=== Items ===

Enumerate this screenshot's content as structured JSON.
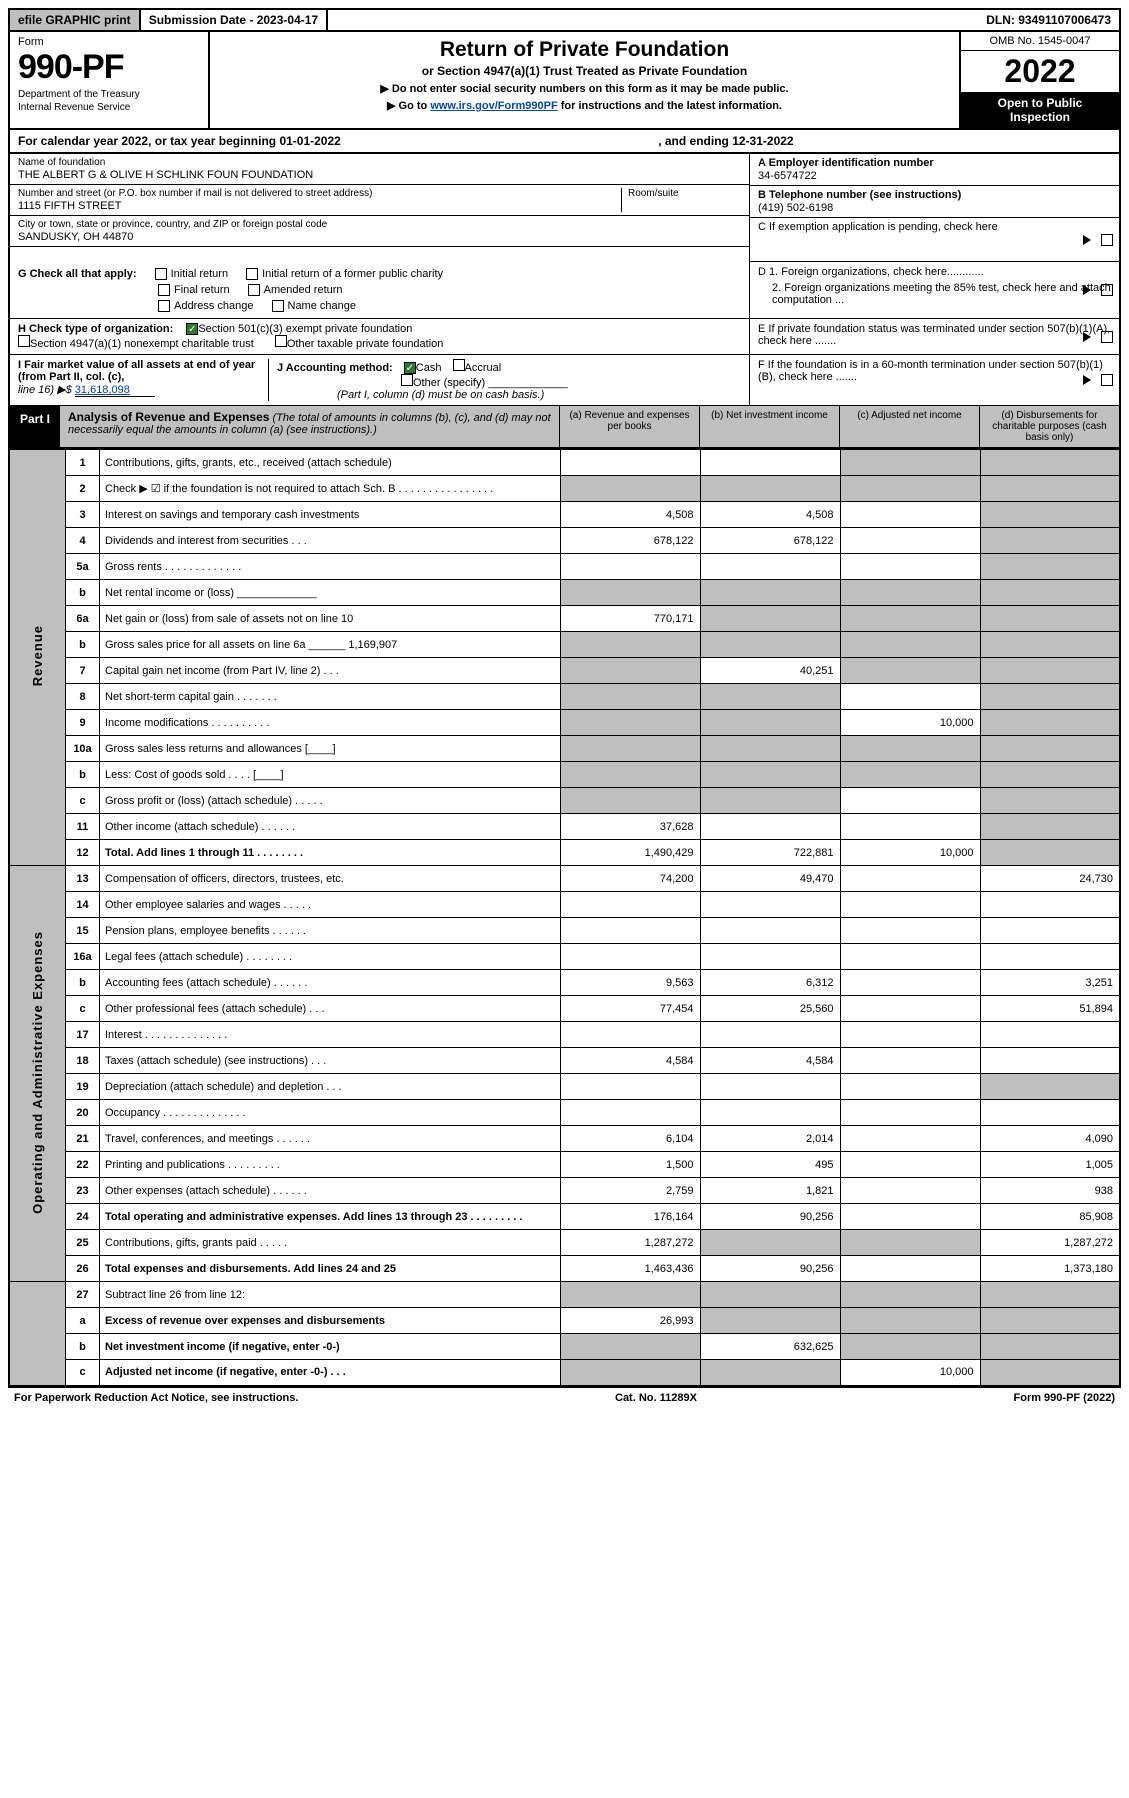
{
  "top": {
    "efile": "efile GRAPHIC print",
    "subm_label": "Submission Date - 2023-04-17",
    "dln": "DLN: 93491107006473"
  },
  "hdr": {
    "form_label": "Form",
    "form_num": "990-PF",
    "dept": "Department of the Treasury",
    "irs": "Internal Revenue Service",
    "title": "Return of Private Foundation",
    "subtitle": "or Section 4947(a)(1) Trust Treated as Private Foundation",
    "note1": "▶ Do not enter social security numbers on this form as it may be made public.",
    "note2_pre": "▶ Go to ",
    "note2_link": "www.irs.gov/Form990PF",
    "note2_post": " for instructions and the latest information.",
    "omb": "OMB No. 1545-0047",
    "year": "2022",
    "open1": "Open to Public",
    "open2": "Inspection"
  },
  "cal": {
    "pre": "For calendar year 2022, or tax year beginning 01-01-2022",
    "mid": ", and ending 12-31-2022"
  },
  "org": {
    "name_lbl": "Name of foundation",
    "name": "THE ALBERT G & OLIVE H SCHLINK FOUN FOUNDATION",
    "addr_lbl": "Number and street (or P.O. box number if mail is not delivered to street address)",
    "room_lbl": "Room/suite",
    "addr": "1115 FIFTH STREET",
    "city_lbl": "City or town, state or province, country, and ZIP or foreign postal code",
    "city": "SANDUSKY, OH  44870",
    "ein_lbl": "A Employer identification number",
    "ein": "34-6574722",
    "tel_lbl": "B Telephone number (see instructions)",
    "tel": "(419) 502-6198",
    "c_lbl": "C If exemption application is pending, check here"
  },
  "g": {
    "lbl": "G Check all that apply:",
    "initial": "Initial return",
    "final": "Final return",
    "addr": "Address change",
    "initial_pc": "Initial return of a former public charity",
    "amended": "Amended return",
    "name": "Name change"
  },
  "h": {
    "lbl": "H Check type of organization:",
    "s501": "Section 501(c)(3) exempt private foundation",
    "s4947": "Section 4947(a)(1) nonexempt charitable trust",
    "other": "Other taxable private foundation"
  },
  "d": {
    "d1": "D 1. Foreign organizations, check here............",
    "d2": "2. Foreign organizations meeting the 85% test, check here and attach computation ...",
    "e": "E  If private foundation status was terminated under section 507(b)(1)(A), check here .......",
    "f": "F  If the foundation is in a 60-month termination under section 507(b)(1)(B), check here ......."
  },
  "i": {
    "lbl": "I Fair market value of all assets at end of year (from Part II, col. (c),",
    "line": "line 16) ▶$",
    "amt": "31,618,098"
  },
  "j": {
    "lbl": "J Accounting method:",
    "cash": "Cash",
    "accrual": "Accrual",
    "other": "Other (specify)",
    "note": "(Part I, column (d) must be on cash basis.)"
  },
  "part1": {
    "lbl": "Part I",
    "title": "Analysis of Revenue and Expenses",
    "note": " (The total of amounts in columns (b), (c), and (d) may not necessarily equal the amounts in column (a) (see instructions).)",
    "ca": "(a)   Revenue and expenses per books",
    "cb": "(b)   Net investment income",
    "cc": "(c)   Adjusted net income",
    "cd": "(d)  Disbursements for charitable purposes (cash basis only)"
  },
  "sec": {
    "rev": "Revenue",
    "oae": "Operating and Administrative Expenses"
  },
  "rows": [
    {
      "n": "1",
      "d": "Contributions, gifts, grants, etc., received (attach schedule)",
      "a": "",
      "b": "",
      "c": "",
      "dd": "",
      "bs": false,
      "cs": true,
      "ds": true
    },
    {
      "n": "2",
      "d": "Check ▶ ☑ if the foundation is not required to attach Sch. B  .  .  .  .  .  .  .  .  .  .  .  .  .  .  .  .",
      "a": "",
      "b": "",
      "c": "",
      "dd": "",
      "as": true,
      "bs": true,
      "cs": true,
      "ds": true
    },
    {
      "n": "3",
      "d": "Interest on savings and temporary cash investments",
      "a": "4,508",
      "b": "4,508",
      "c": "",
      "dd": "",
      "cs": false,
      "ds": true
    },
    {
      "n": "4",
      "d": "Dividends and interest from securities   .  .  .",
      "a": "678,122",
      "b": "678,122",
      "c": "",
      "dd": "",
      "ds": true
    },
    {
      "n": "5a",
      "d": "Gross rents   .  .  .  .  .  .  .  .  .  .  .  .  .",
      "a": "",
      "b": "",
      "c": "",
      "dd": "",
      "ds": true
    },
    {
      "n": "b",
      "d": "Net rental income or (loss)  _____________",
      "a": "",
      "b": "",
      "c": "",
      "dd": "",
      "as": true,
      "bs": true,
      "cs": true,
      "ds": true
    },
    {
      "n": "6a",
      "d": "Net gain or (loss) from sale of assets not on line 10",
      "a": "770,171",
      "b": "",
      "c": "",
      "dd": "",
      "bs": true,
      "cs": true,
      "ds": true
    },
    {
      "n": "b",
      "d": "Gross sales price for all assets on line 6a ______ 1,169,907",
      "a": "",
      "b": "",
      "c": "",
      "dd": "",
      "as": true,
      "bs": true,
      "cs": true,
      "ds": true
    },
    {
      "n": "7",
      "d": "Capital gain net income (from Part IV, line 2)  .  .  .",
      "a": "",
      "b": "40,251",
      "c": "",
      "dd": "",
      "as": true,
      "cs": true,
      "ds": true
    },
    {
      "n": "8",
      "d": "Net short-term capital gain  .  .  .  .  .  .  .",
      "a": "",
      "b": "",
      "c": "",
      "dd": "",
      "as": true,
      "bs": true,
      "ds": true
    },
    {
      "n": "9",
      "d": "Income modifications .  .  .  .  .  .  .  .  .  .",
      "a": "",
      "b": "",
      "c": "10,000",
      "dd": "",
      "as": true,
      "bs": true,
      "ds": true
    },
    {
      "n": "10a",
      "d": "Gross sales less returns and allowances  [____]",
      "a": "",
      "b": "",
      "c": "",
      "dd": "",
      "as": true,
      "bs": true,
      "cs": true,
      "ds": true
    },
    {
      "n": "b",
      "d": "Less: Cost of goods sold   .  .  .  .  [____]",
      "a": "",
      "b": "",
      "c": "",
      "dd": "",
      "as": true,
      "bs": true,
      "cs": true,
      "ds": true
    },
    {
      "n": "c",
      "d": "Gross profit or (loss) (attach schedule)  .  .  .  .  .",
      "a": "",
      "b": "",
      "c": "",
      "dd": "",
      "as": true,
      "bs": true,
      "ds": true
    },
    {
      "n": "11",
      "d": "Other income (attach schedule)   .  .  .  .  .  .",
      "a": "37,628",
      "b": "",
      "c": "",
      "dd": "",
      "ds": true
    },
    {
      "n": "12",
      "d": "Total. Add lines 1 through 11   .  .  .  .  .  .  .  .",
      "bold": true,
      "a": "1,490,429",
      "b": "722,881",
      "c": "10,000",
      "dd": "",
      "ds": true
    }
  ],
  "exp": [
    {
      "n": "13",
      "d": "Compensation of officers, directors, trustees, etc.",
      "a": "74,200",
      "b": "49,470",
      "c": "",
      "dd": "24,730"
    },
    {
      "n": "14",
      "d": "Other employee salaries and wages  .  .  .  .  .",
      "a": "",
      "b": "",
      "c": "",
      "dd": ""
    },
    {
      "n": "15",
      "d": "Pension plans, employee benefits  .  .  .  .  .  .",
      "a": "",
      "b": "",
      "c": "",
      "dd": ""
    },
    {
      "n": "16a",
      "d": "Legal fees (attach schedule) .  .  .  .  .  .  .  .",
      "a": "",
      "b": "",
      "c": "",
      "dd": ""
    },
    {
      "n": "b",
      "d": "Accounting fees (attach schedule) .  .  .  .  .  .",
      "a": "9,563",
      "b": "6,312",
      "c": "",
      "dd": "3,251"
    },
    {
      "n": "c",
      "d": "Other professional fees (attach schedule)  .  .  .",
      "a": "77,454",
      "b": "25,560",
      "c": "",
      "dd": "51,894"
    },
    {
      "n": "17",
      "d": "Interest  .  .  .  .  .  .  .  .  .  .  .  .  .  .",
      "a": "",
      "b": "",
      "c": "",
      "dd": ""
    },
    {
      "n": "18",
      "d": "Taxes (attach schedule) (see instructions)  .  .  .",
      "a": "4,584",
      "b": "4,584",
      "c": "",
      "dd": ""
    },
    {
      "n": "19",
      "d": "Depreciation (attach schedule) and depletion  .  .  .",
      "a": "",
      "b": "",
      "c": "",
      "dd": "",
      "ds": true
    },
    {
      "n": "20",
      "d": "Occupancy .  .  .  .  .  .  .  .  .  .  .  .  .  .",
      "a": "",
      "b": "",
      "c": "",
      "dd": ""
    },
    {
      "n": "21",
      "d": "Travel, conferences, and meetings .  .  .  .  .  .",
      "a": "6,104",
      "b": "2,014",
      "c": "",
      "dd": "4,090"
    },
    {
      "n": "22",
      "d": "Printing and publications .  .  .  .  .  .  .  .  .",
      "a": "1,500",
      "b": "495",
      "c": "",
      "dd": "1,005"
    },
    {
      "n": "23",
      "d": "Other expenses (attach schedule) .  .  .  .  .  .",
      "a": "2,759",
      "b": "1,821",
      "c": "",
      "dd": "938"
    },
    {
      "n": "24",
      "d": "Total operating and administrative expenses. Add lines 13 through 23   .  .  .  .  .  .  .  .  .",
      "bold": true,
      "a": "176,164",
      "b": "90,256",
      "c": "",
      "dd": "85,908"
    },
    {
      "n": "25",
      "d": "Contributions, gifts, grants paid   .  .  .  .  .",
      "a": "1,287,272",
      "b": "",
      "c": "",
      "dd": "1,287,272",
      "bs": true,
      "cs": true
    },
    {
      "n": "26",
      "d": "Total expenses and disbursements. Add lines 24 and 25",
      "bold": true,
      "a": "1,463,436",
      "b": "90,256",
      "c": "",
      "dd": "1,373,180"
    }
  ],
  "bottom": [
    {
      "n": "27",
      "d": "Subtract line 26 from line 12:",
      "a": "",
      "b": "",
      "c": "",
      "dd": "",
      "as": true,
      "bs": true,
      "cs": true,
      "ds": true
    },
    {
      "n": "a",
      "d": "Excess of revenue over expenses and disbursements",
      "bold": true,
      "a": "26,993",
      "b": "",
      "c": "",
      "dd": "",
      "bs": true,
      "cs": true,
      "ds": true
    },
    {
      "n": "b",
      "d": "Net investment income (if negative, enter -0-)",
      "bold": true,
      "a": "",
      "b": "632,625",
      "c": "",
      "dd": "",
      "as": true,
      "cs": true,
      "ds": true
    },
    {
      "n": "c",
      "d": "Adjusted net income (if negative, enter -0-)  .  .  .",
      "bold": true,
      "a": "",
      "b": "",
      "c": "10,000",
      "dd": "",
      "as": true,
      "bs": true,
      "ds": true
    }
  ],
  "foot": {
    "left": "For Paperwork Reduction Act Notice, see instructions.",
    "mid": "Cat. No. 11289X",
    "right": "Form 990-PF (2022)"
  }
}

===

Written exercise:
Find each line holding the string "here" and copy it out.

Solution for this problem:
    "c_lbl": "C If exemption application is pending, check here"
    "d1": "D 1. Foreign organizations, check here............",
    "d2": "2. Foreign organizations meeting the 85% test, check here and attach computation ...",
    "e": "E  If private foundation status was terminated under section 507(b)(1)(A), check here .......",
    "f": "F  If the foundation is in a 60-month termination under section 507(b)(1)(B), check here ......."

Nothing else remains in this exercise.